### INSTRUCTIONS TO FOLLOW
Quote the records in full and leave their pictures out.

** START OF MATERIALS PROVIDED **

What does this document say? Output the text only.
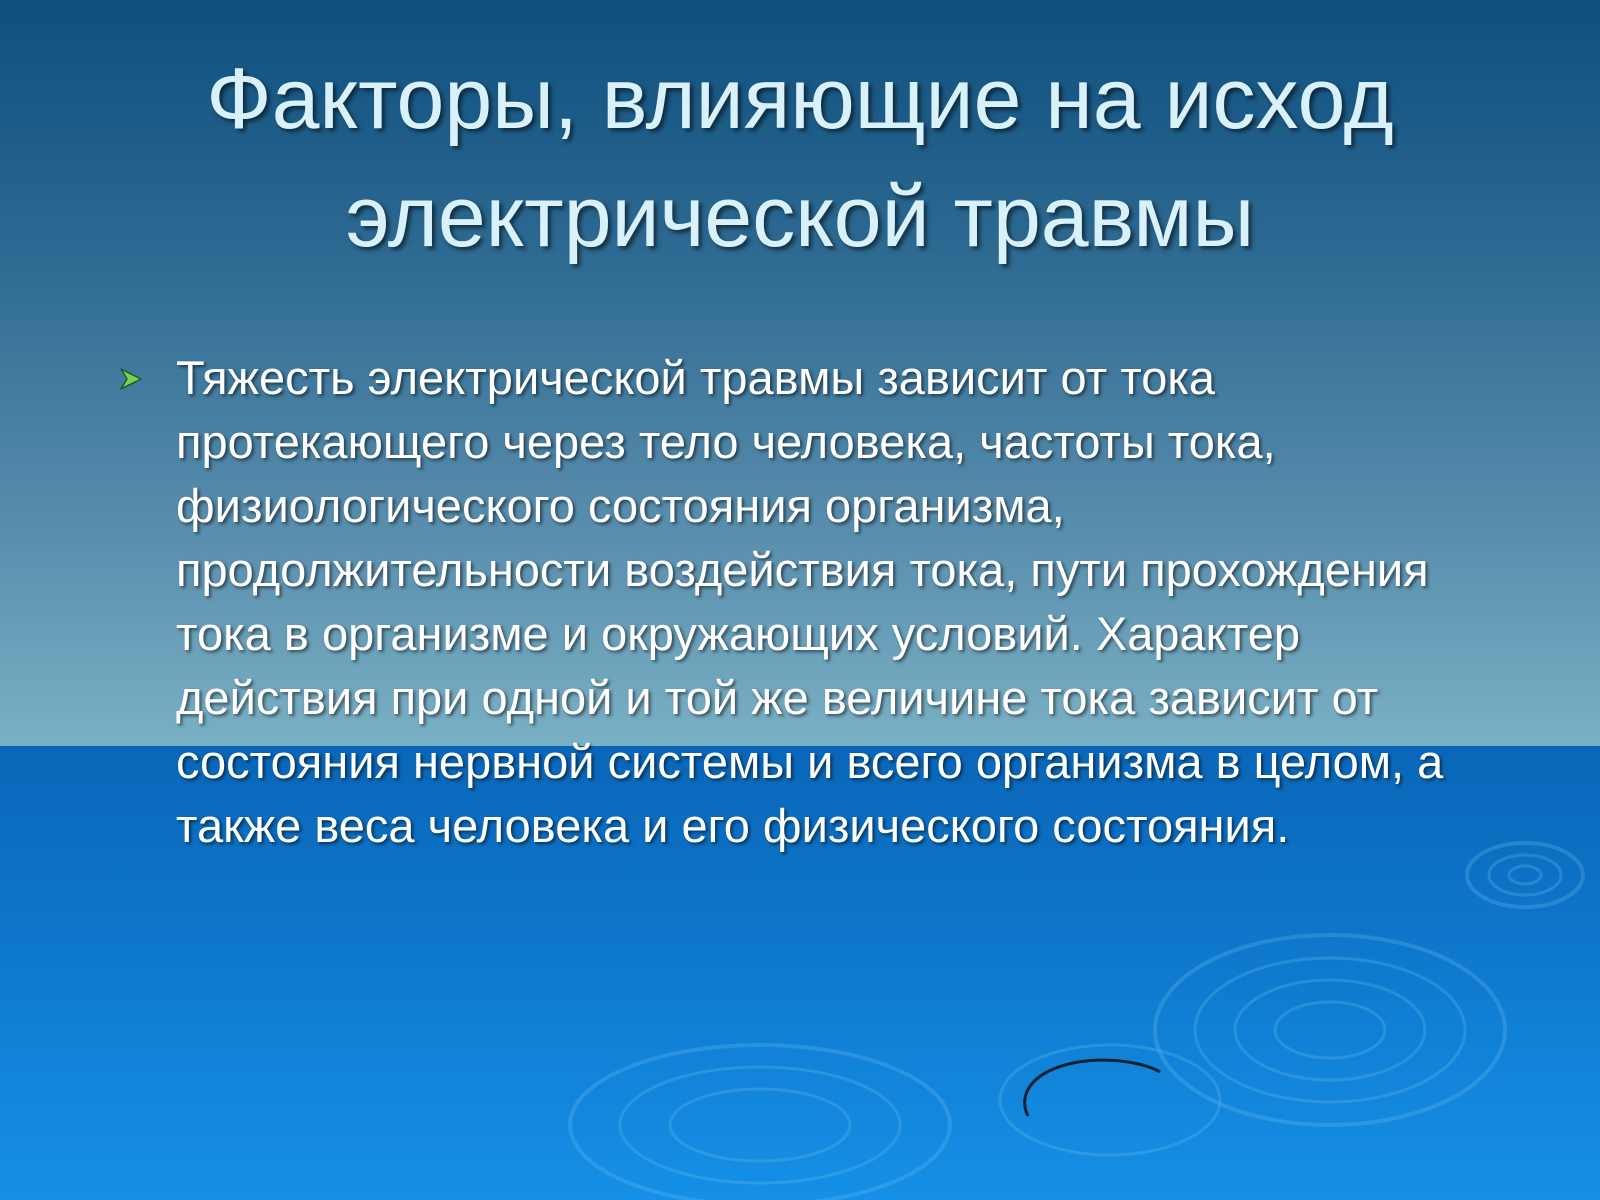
Факторы, влияющие на исход электрической травмы
Тяжесть электрической травмы зависит от тока протекающего через тело человека, частоты тока, физиологического состояния организма, продолжительности воздействия тока, пути прохождения тока в организме и окружающих условий. Характер действия при одной и той же величине тока зависит от состояния нервной системы и всего организма в целом, а также веса человека и его физического состояния.
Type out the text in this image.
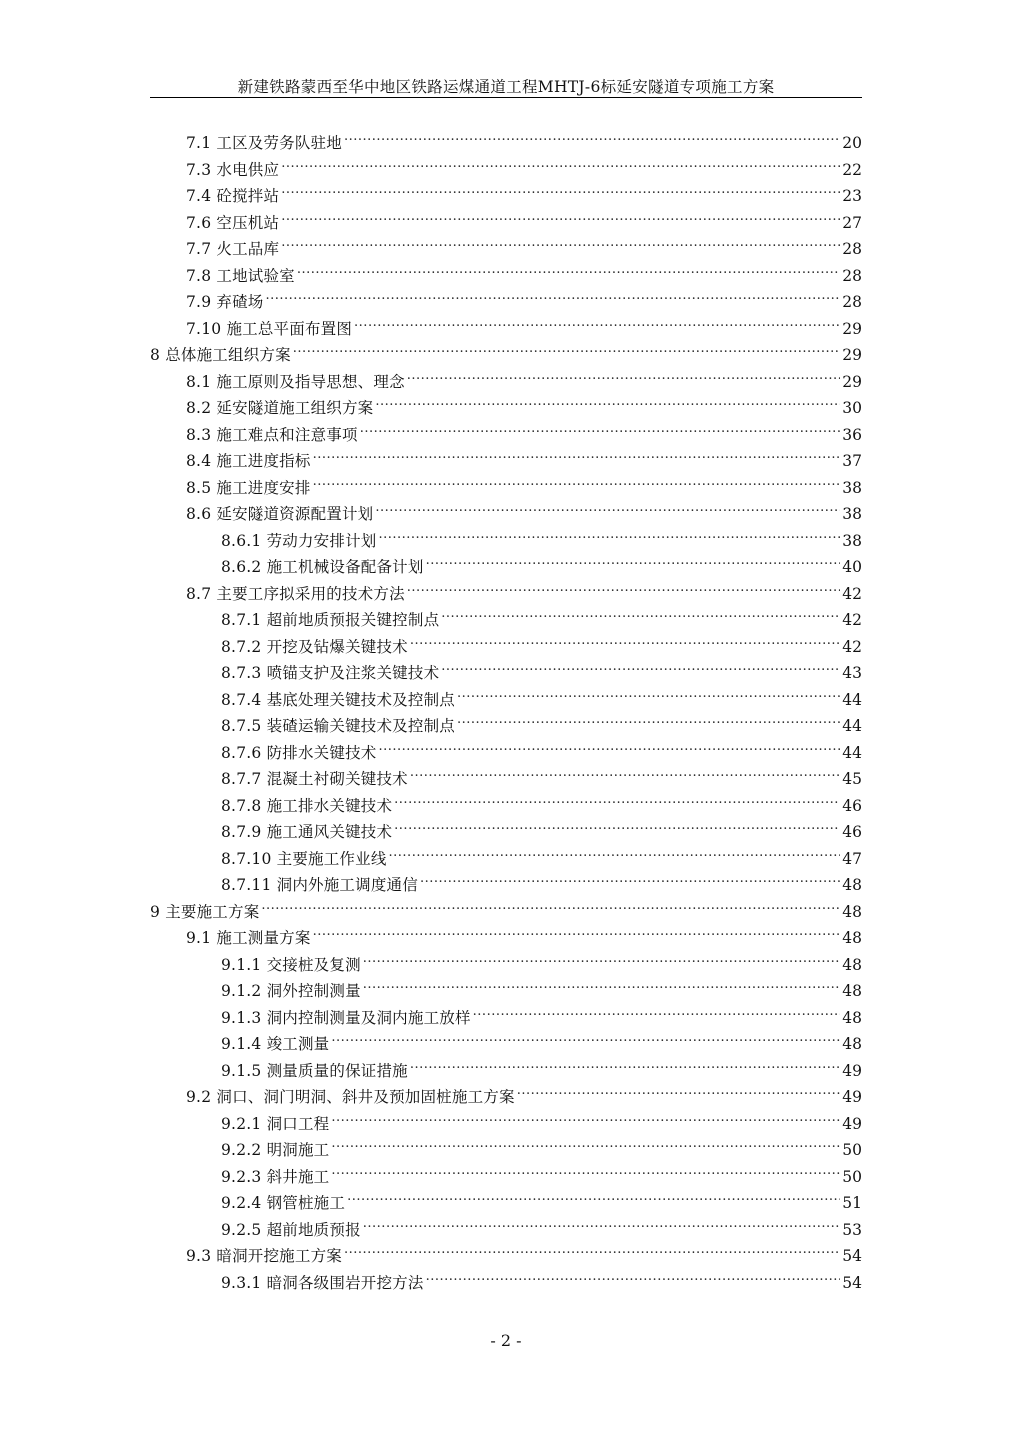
新建铁路蒙西至华中地区铁路运煤通道工程MHTJ-6标延安隧道专项施工方案
7.1 工区及劳务队驻地 .....	20
7.3 水电供应 .....	22
7.4 砼搅拌站 .....	23
7.6 空压机站 .....	27
7.7 火工品库 .....	28
7.8 工地试验室 .....	28
7.9 弃碴场 .....	28
7.10 施工总平面布置图 .....	29
8 总体施工组织方案 .....	29
8.1 施工原则及指导思想、理念 .....	29
8.2 延安隧道施工组织方案 .....	30
8.3 施工难点和注意事项 .....	36
8.4 施工进度指标 .....	37
8.5 施工进度安排 .....	38
8.6 延安隧道资源配置计划 .....	38
8.6.1 劳动力安排计划 .....	38
8.6.2 施工机械设备配备计划 .....	40
8.7 主要工序拟采用的技术方法 .....	42
8.7.1 超前地质预报关键控制点 .....	42
8.7.2 开挖及钻爆关键技术 .....	42
8.7.3 喷锚支护及注浆关键技术 .....	43
8.7.4 基底处理关键技术及控制点 .....	44
8.7.5 装碴运输关键技术及控制点 .....	44
8.7.6 防排水关键技术 .....	44
8.7.7 混凝土衬砌关键技术 .....	45
8.7.8 施工排水关键技术 .....	46
8.7.9 施工通风关键技术 .....	46
8.7.10 主要施工作业线 .....	47
8.7.11 洞内外施工调度通信 .....	48
9 主要施工方案 .....	48
9.1 施工测量方案 .....	48
9.1.1 交接桩及复测 .....	48
9.1.2 洞外控制测量 .....	48
9.1.3 洞内控制测量及洞内施工放样 .....	48
9.1.4 竣工测量 .....	48
9.1.5 测量质量的保证措施 .....	49
9.2 洞口、洞门明洞、斜井及预加固桩施工方案 .....	49
9.2.1 洞口工程 .....	49
9.2.2 明洞施工 .....	50
9.2.3 斜井施工 .....	50
9.2.4 钢管桩施工 .....	51
9.2.5 超前地质预报 .....	53
9.3 暗洞开挖施工方案 .....	54
9.3.1 暗洞各级围岩开挖方法 .....	54
- 2 -
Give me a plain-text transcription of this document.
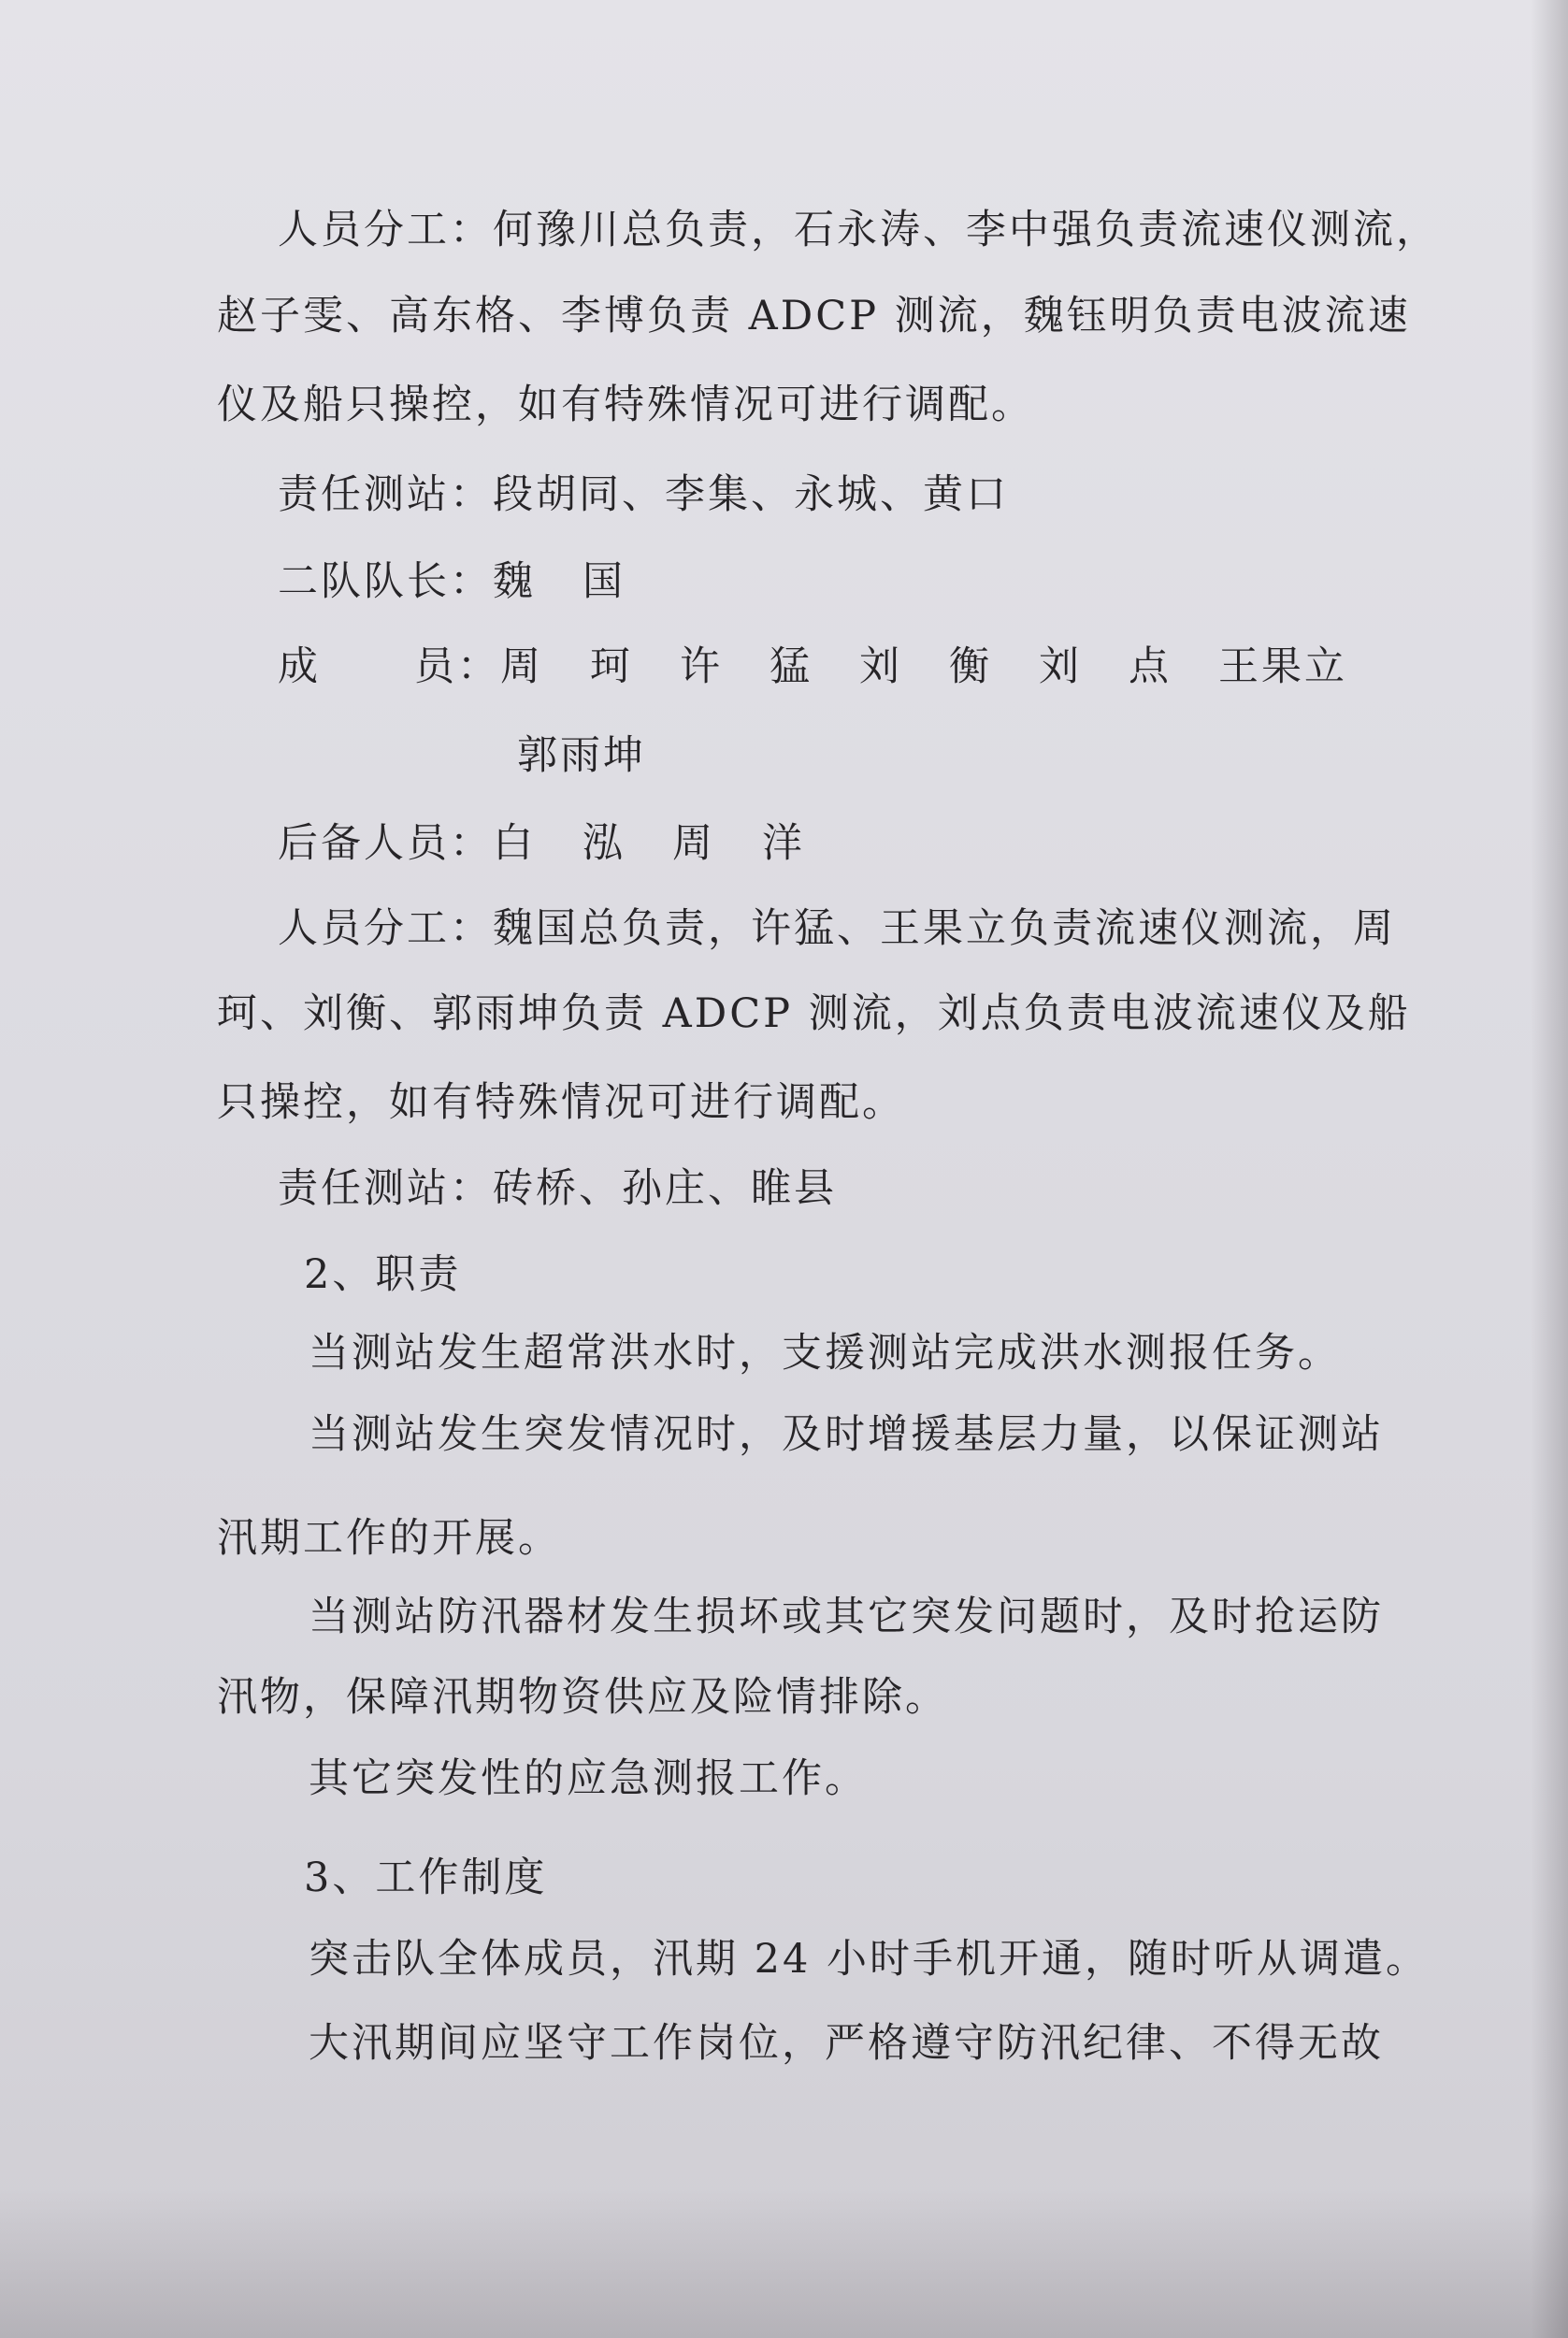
人员分工：何豫川总负责，石永涛、李中强负责流速仪测流，
赵子雯、高东格、李博负责 ADCP 测流，魏钰明负责电波流速
仪及船只操控，如有特殊情况可进行调配。
责任测站：段胡同、李集、永城、黄口
二队队长：魏   国
成      员：周   珂   许   猛   刘   衡   刘   点   王果立
郭雨坤
后备人员：白   泓   周   洋
人员分工：魏国总负责，许猛、王果立负责流速仪测流，周
珂、刘衡、郭雨坤负责 ADCP 测流，刘点负责电波流速仪及船
只操控，如有特殊情况可进行调配。
责任测站：砖桥、孙庄、睢县
2、职责
当测站发生超常洪水时，支援测站完成洪水测报任务。
当测站发生突发情况时，及时增援基层力量，以保证测站
汛期工作的开展。
当测站防汛器材发生损坏或其它突发问题时，及时抢运防
汛物，保障汛期物资供应及险情排除。
其它突发性的应急测报工作。
3、工作制度
突击队全体成员，汛期 24 小时手机开通，随时听从调遣。
大汛期间应坚守工作岗位，严格遵守防汛纪律、不得无故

** END OF MATERIALS PROVIDED **

### SOLUTION TO THE EXERCISE
What does this document say? Output the text only.
Факторы, влияющие на исход электрической травмы
Тяжесть электрической травмы зависит от тока протекающего через тело человека, частоты тока, физиологического состояния организма, продолжительности воздействия тока, пути прохождения тока в организме и окружающих условий. Характер действия при одной и той же величине тока зависит от состояния нервной системы и всего организма в целом, а также веса человека и его физического состояния.
Type out the text in this image.
新建铁路蒙西至华中地区铁路运煤通道工程MHTJ-6标延安隧道专项施工方案
7.1 工区及劳务队驻地 .....	20
7.3 水电供应 .....	22
7.4 砼搅拌站 .....	23
7.6 空压机站 .....	27
7.7 火工品库 .....	28
7.8 工地试验室 .....	28
7.9 弃碴场 .....	28
7.10 施工总平面布置图 .....	29
8 总体施工组织方案 .....	29
8.1 施工原则及指导思想、理念 .....	29
8.2 延安隧道施工组织方案 .....	30
8.3 施工难点和注意事项 .....	36
8.4 施工进度指标 .....	37
8.5 施工进度安排 .....	38
8.6 延安隧道资源配置计划 .....	38
8.6.1 劳动力安排计划 .....	38
8.6.2 施工机械设备配备计划 .....	40
8.7 主要工序拟采用的技术方法 .....	42
8.7.1 超前地质预报关键控制点 .....	42
8.7.2 开挖及钻爆关键技术 .....	42
8.7.3 喷锚支护及注浆关键技术 .....	43
8.7.4 基底处理关键技术及控制点 .....	44
8.7.5 装碴运输关键技术及控制点 .....	44
8.7.6 防排水关键技术 .....	44
8.7.7 混凝土衬砌关键技术 .....	45
8.7.8 施工排水关键技术 .....	46
8.7.9 施工通风关键技术 .....	46
8.7.10 主要施工作业线 .....	47
8.7.11 洞内外施工调度通信 .....	48
9 主要施工方案 .....	48
9.1 施工测量方案 .....	48
9.1.1 交接桩及复测 .....	48
9.1.2 洞外控制测量 .....	48
9.1.3 洞内控制测量及洞内施工放样 .....	48
9.1.4 竣工测量 .....	48
9.1.5 测量质量的保证措施 .....	49
9.2 洞口、洞门明洞、斜井及预加固桩施工方案 .....	49
9.2.1 洞口工程 .....	49
9.2.2 明洞施工 .....	50
9.2.3 斜井施工 .....	50
9.2.4 钢管桩施工 .....	51
9.2.5 超前地质预报 .....	53
9.3 暗洞开挖施工方案 .....	54
9.3.1 暗洞各级围岩开挖方法 .....	54
- 2 -
Give me a plain-text transcription of this document.
人员分工：何豫川总负责，石永涛、李中强负责流速仪测流，
赵子雯、高东格、李博负责 ADCP 测流，魏钰明负责电波流速
仪及船只操控，如有特殊情况可进行调配。
责任测站：段胡同、李集、永城、黄口
二队队长：魏   国
成      员：周   珂   许   猛   刘   衡   刘   点   王果立
郭雨坤
后备人员：白   泓   周   洋
人员分工：魏国总负责，许猛、王果立负责流速仪测流，周
珂、刘衡、郭雨坤负责 ADCP 测流，刘点负责电波流速仪及船
只操控，如有特殊情况可进行调配。
责任测站：砖桥、孙庄、睢县
2、职责
当测站发生超常洪水时，支援测站完成洪水测报任务。
当测站发生突发情况时，及时增援基层力量，以保证测站
汛期工作的开展。
当测站防汛器材发生损坏或其它突发问题时，及时抢运防
汛物，保障汛期物资供应及险情排除。
其它突发性的应急测报工作。
3、工作制度
突击队全体成员，汛期 24 小时手机开通，随时听从调遣。
大汛期间应坚守工作岗位，严格遵守防汛纪律、不得无故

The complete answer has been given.